▸ Problem to solve:
Reproduce all the entries exactly.

--- START ---

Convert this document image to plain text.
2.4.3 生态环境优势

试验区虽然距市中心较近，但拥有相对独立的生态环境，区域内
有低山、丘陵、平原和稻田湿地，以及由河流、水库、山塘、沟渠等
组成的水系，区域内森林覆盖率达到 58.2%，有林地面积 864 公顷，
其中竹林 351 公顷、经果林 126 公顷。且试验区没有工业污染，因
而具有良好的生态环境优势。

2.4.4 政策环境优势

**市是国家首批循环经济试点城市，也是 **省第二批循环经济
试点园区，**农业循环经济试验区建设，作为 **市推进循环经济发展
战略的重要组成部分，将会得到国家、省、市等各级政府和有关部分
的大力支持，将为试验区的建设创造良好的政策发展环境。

--- END ---

▸ Task solution:
Convert this document image to plain text.
2.4.3 生态环境优势

试验区虽然距市中心较近，但拥有相对独立的生态环境，区域内
有低山、丘陵、平原和稻田湿地，以及由河流、水库、山塘、沟渠等
组成的水系，区域内森林覆盖率达到 58.2%，有林地面积 864 公顷，
其中竹林 351 公顷、经果林 126 公顷。且试验区没有工业污染，因
而具有良好的生态环境优势。

2.4.4 政策环境优势

**市是国家首批循环经济试点城市，也是 **省第二批循环经济
试点园区，**农业循环经济试验区建设，作为 **市推进循环经济发展
战略的重要组成部分，将会得到国家、省、市等各级政府和有关部分
的大力支持，将为试验区的建设创造良好的政策发展环境。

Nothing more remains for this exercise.